* **Exercise**
Filter this data down to the lines that hold "colors", and copy them.

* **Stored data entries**
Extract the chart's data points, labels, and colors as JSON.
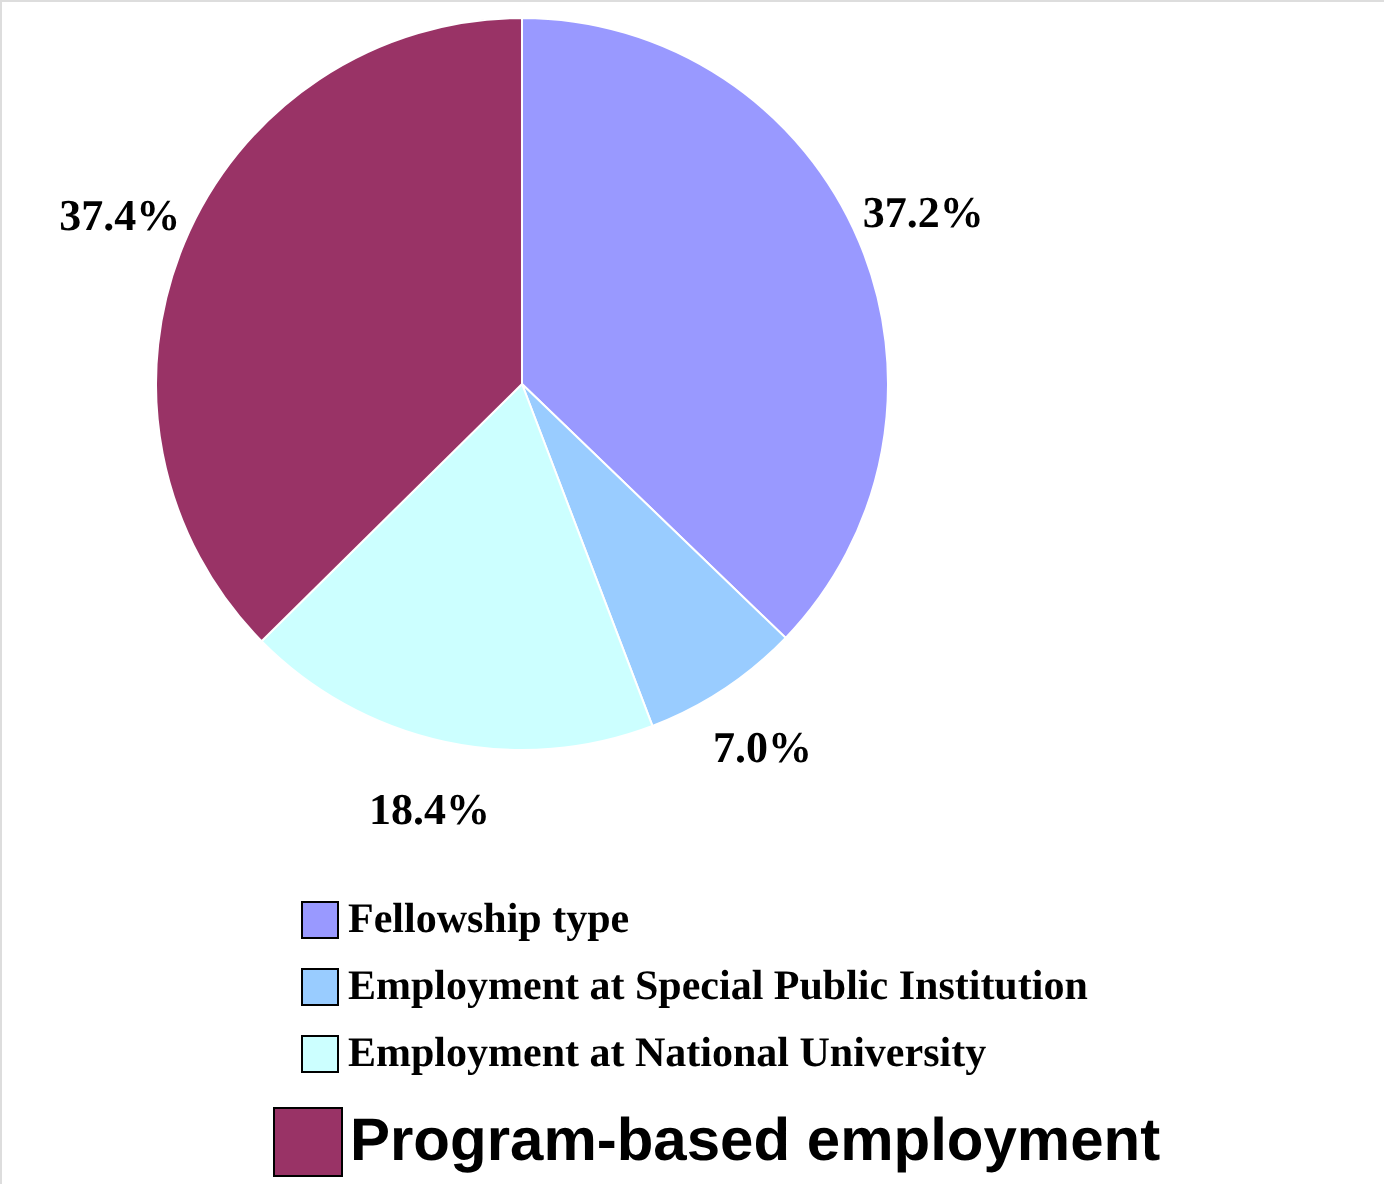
{
  "chart_data": {
    "type": "pie",
    "categories": [
      "Fellowship type",
      "Employment at Special Public Institution",
      "Employment at National University",
      "Program-based employment"
    ],
    "values": [
      37.2,
      7.0,
      18.4,
      37.4
    ],
    "value_labels": [
      "37.2%",
      "7.0%",
      "18.4%",
      "37.4%"
    ],
    "colors": [
      "#9999ff",
      "#99ccff",
      "#ccffff",
      "#993366"
    ],
    "legend": "bottom"
  }
}
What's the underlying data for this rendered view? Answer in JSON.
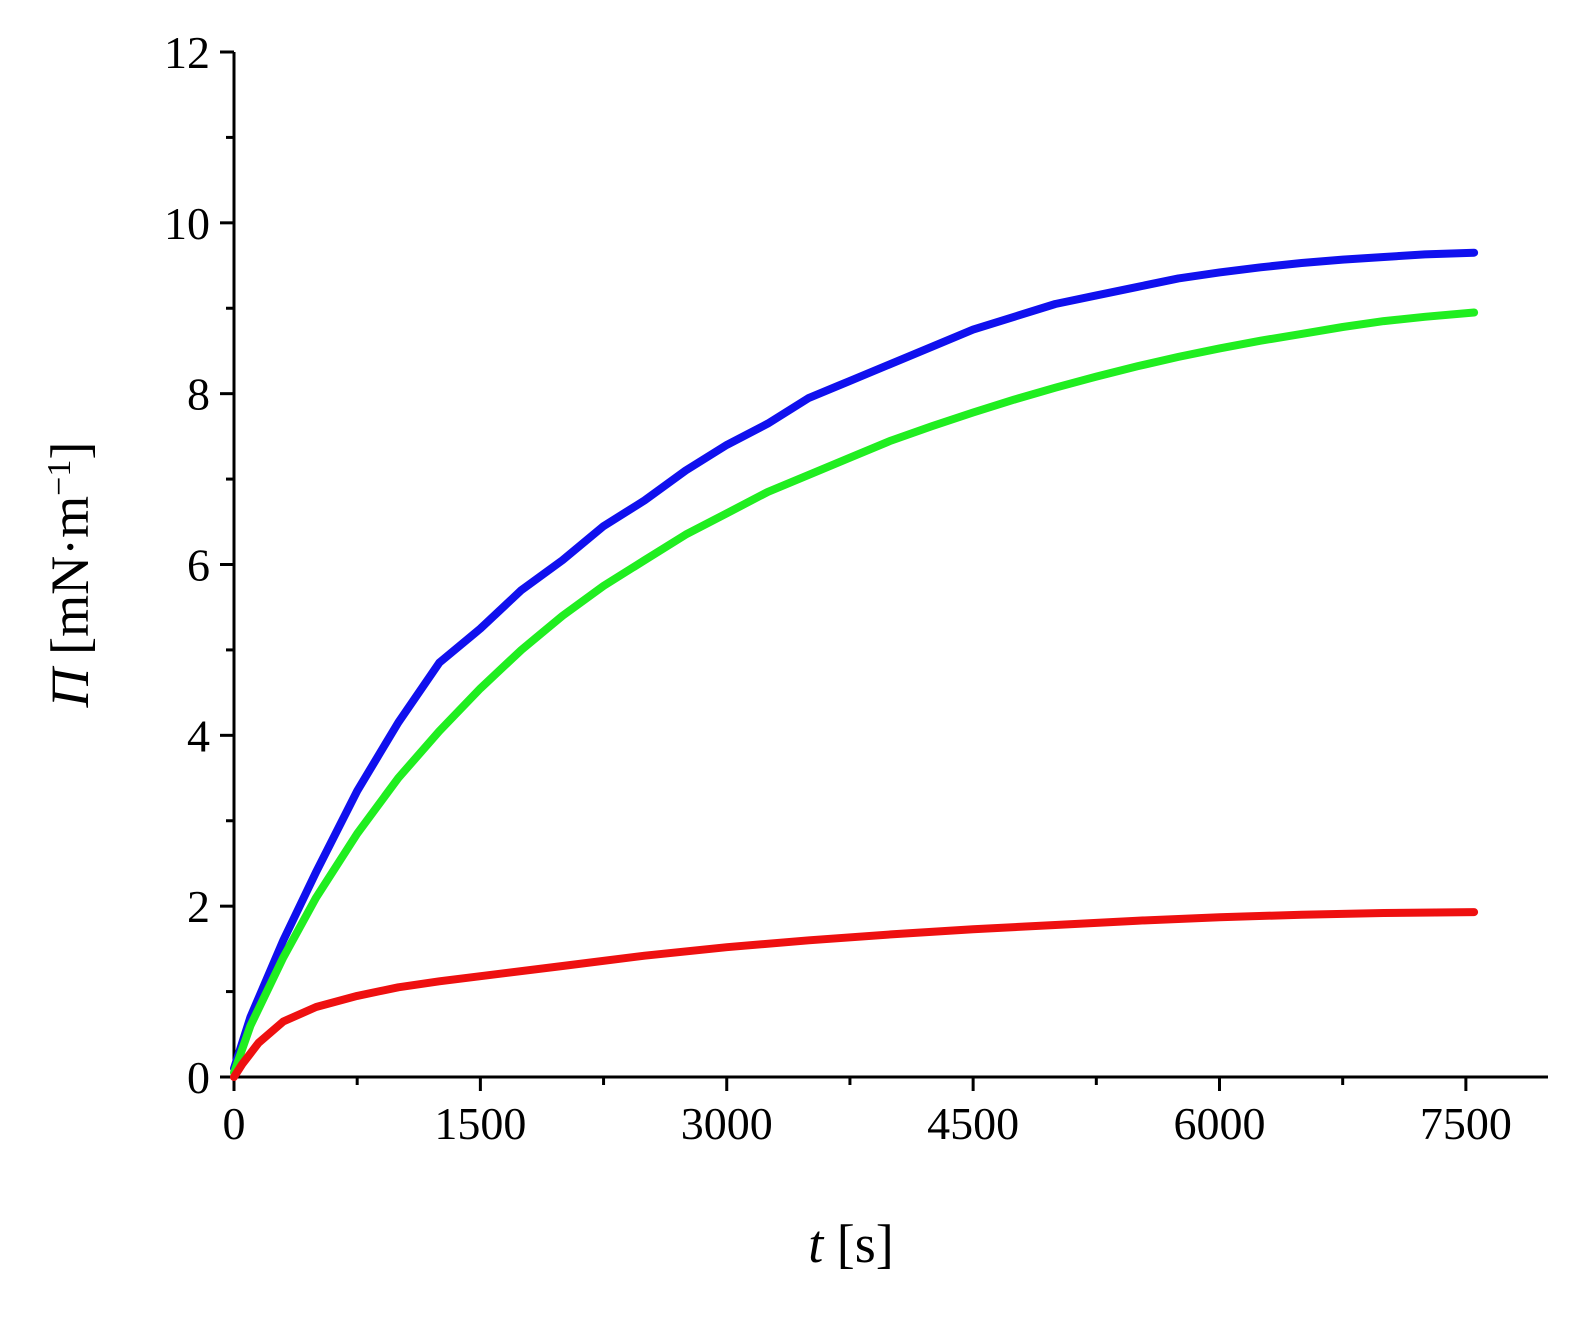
{
  "chart_data": {
    "type": "line",
    "xlabel": {
      "var": "t",
      "unit": " [s]"
    },
    "ylabel": {
      "var": "Π",
      "unit": " [mN·m",
      "sup": "−1",
      "close": "]"
    },
    "xlim": [
      0,
      8000
    ],
    "ylim": [
      0,
      12
    ],
    "x_ticks": [
      0,
      1500,
      3000,
      4500,
      6000,
      7500
    ],
    "x_tick_labels": [
      "0",
      "1500",
      "3000",
      "4500",
      "6000",
      "7500"
    ],
    "x_minor_ticks": [
      750,
      2250,
      3750,
      5250,
      6750
    ],
    "y_ticks": [
      0,
      2,
      4,
      6,
      8,
      10,
      12
    ],
    "y_tick_labels": [
      "0",
      "2",
      "4",
      "6",
      "8",
      "10",
      "12"
    ],
    "y_minor_ticks": [
      1,
      3,
      5,
      7,
      9,
      11
    ],
    "grid": false,
    "legend": "none",
    "series": [
      {
        "color": "#1010ee",
        "x": [
          0,
          100,
          300,
          500,
          750,
          1000,
          1250,
          1500,
          1750,
          2000,
          2250,
          2500,
          2750,
          3000,
          3250,
          3500,
          3750,
          4000,
          4250,
          4500,
          4750,
          5000,
          5250,
          5500,
          5750,
          6000,
          6250,
          6500,
          6750,
          7000,
          7250,
          7550
        ],
        "y": [
          0.1,
          0.7,
          1.6,
          2.4,
          3.35,
          4.15,
          4.85,
          5.25,
          5.7,
          6.05,
          6.45,
          6.75,
          7.1,
          7.4,
          7.65,
          7.95,
          8.15,
          8.35,
          8.55,
          8.75,
          8.9,
          9.05,
          9.15,
          9.25,
          9.35,
          9.42,
          9.48,
          9.53,
          9.57,
          9.6,
          9.63,
          9.65
        ]
      },
      {
        "color": "#20ee20",
        "x": [
          0,
          100,
          300,
          500,
          750,
          1000,
          1250,
          1500,
          1750,
          2000,
          2250,
          2500,
          2750,
          3000,
          3250,
          3500,
          3750,
          4000,
          4250,
          4500,
          4750,
          5000,
          5250,
          5500,
          5750,
          6000,
          6250,
          6500,
          6750,
          7000,
          7250,
          7550
        ],
        "y": [
          0.05,
          0.6,
          1.4,
          2.1,
          2.85,
          3.5,
          4.05,
          4.55,
          5.0,
          5.4,
          5.75,
          6.05,
          6.35,
          6.6,
          6.85,
          7.05,
          7.25,
          7.45,
          7.62,
          7.78,
          7.93,
          8.07,
          8.2,
          8.32,
          8.43,
          8.53,
          8.62,
          8.7,
          8.78,
          8.85,
          8.9,
          8.95
        ]
      },
      {
        "color": "#ee1010",
        "x": [
          0,
          50,
          150,
          300,
          500,
          750,
          1000,
          1250,
          1500,
          2000,
          2500,
          3000,
          3500,
          4000,
          4500,
          5000,
          5500,
          6000,
          6500,
          7000,
          7550
        ],
        "y": [
          0.0,
          0.15,
          0.4,
          0.65,
          0.82,
          0.95,
          1.05,
          1.12,
          1.18,
          1.3,
          1.42,
          1.52,
          1.6,
          1.67,
          1.73,
          1.78,
          1.83,
          1.87,
          1.9,
          1.92,
          1.93
        ]
      }
    ]
  }
}
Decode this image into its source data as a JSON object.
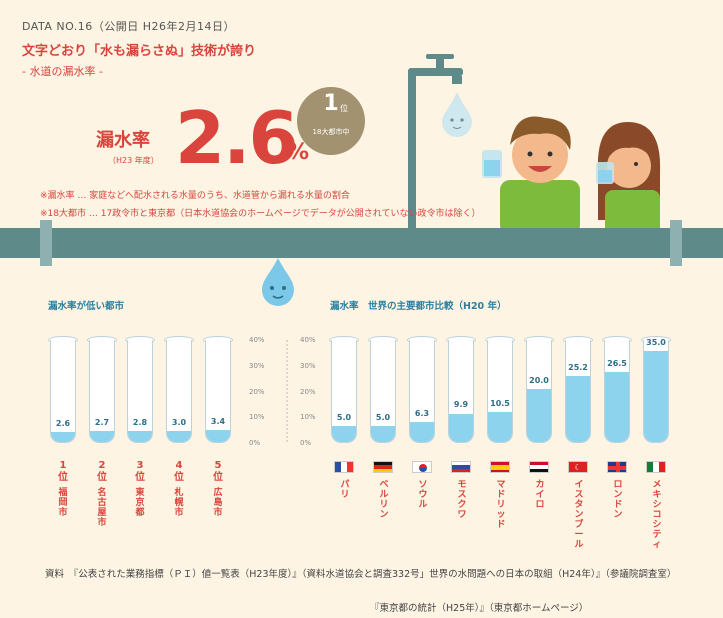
{
  "header": {
    "data_no": "DATA NO.16（公開日 H26年2月14日）",
    "headline": "文字どおり「水も漏らさぬ」技術が誇り",
    "subhead": "- 水道の漏水率 -"
  },
  "hero": {
    "label": "漏水率",
    "year": "（H23 年度）",
    "value": "2.6",
    "unit": "%",
    "rank_num": "1",
    "rank_unit": "位",
    "rank_scope": "18大都市中"
  },
  "notes": [
    "※漏水率 … 家庭などへ配水される水量のうち、水道管から漏れる水量の割合",
    "※18大都市 … 17政令市と東京都（日本水道協会のホームページでデータが公開されていない政令市は除く）"
  ],
  "colors": {
    "accent": "#d9453d",
    "water": "#8dd3ed",
    "pipe": "#5e8a8a",
    "badge": "#a39270",
    "title": "#2c7fa0"
  },
  "chart_data": [
    {
      "type": "bar",
      "title": "漏水率が低い都市",
      "ylim": [
        0,
        40
      ],
      "categories": [
        "福岡市",
        "名古屋市",
        "東京都",
        "札幌市",
        "広島市"
      ],
      "ranks": [
        "1",
        "2",
        "3",
        "4",
        "5"
      ],
      "rank_unit": "位",
      "values": [
        2.6,
        2.7,
        2.8,
        3.0,
        3.4
      ],
      "value_labels": [
        "2.6",
        "2.7",
        "2.8",
        "3.0",
        "3.4"
      ]
    },
    {
      "type": "bar",
      "title": "漏水率　世界の主要都市比較（H20 年）",
      "ylim": [
        0,
        40
      ],
      "yticks": [
        "40%",
        "30%",
        "20%",
        "10%",
        "0%"
      ],
      "categories": [
        "パリ",
        "ベルリン",
        "ソウル",
        "モスクワ",
        "マドリッド",
        "カイロ",
        "イスタンブール",
        "ロンドン",
        "メキシコシティ"
      ],
      "flags": [
        "france-flag",
        "germany-flag",
        "korea-flag",
        "russia-flag",
        "spain-flag",
        "egypt-flag",
        "turkey-flag",
        "uk-flag",
        "mexico-flag"
      ],
      "values": [
        5.0,
        5.0,
        6.3,
        9.9,
        10.5,
        20.0,
        25.2,
        26.5,
        35.0
      ],
      "value_labels": [
        "5.0",
        "5.0",
        "6.3",
        "9.9",
        "10.5",
        "20.0",
        "25.2",
        "26.5",
        "35.0"
      ]
    }
  ],
  "sources": {
    "line1": "資料　『公表された業務指標（ＰＩ）値一覧表（H23年度）』（資料水道協会と調査332号」世界の水問題への日本の取組（H24年）』（参議院調査室）",
    "line2": "『東京都の統計（H25年）』（東京都ホームページ）"
  }
}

* **Output below**
Extract the chart's data points, labels, and colors as JSON.
    "colors": [
  "colors": {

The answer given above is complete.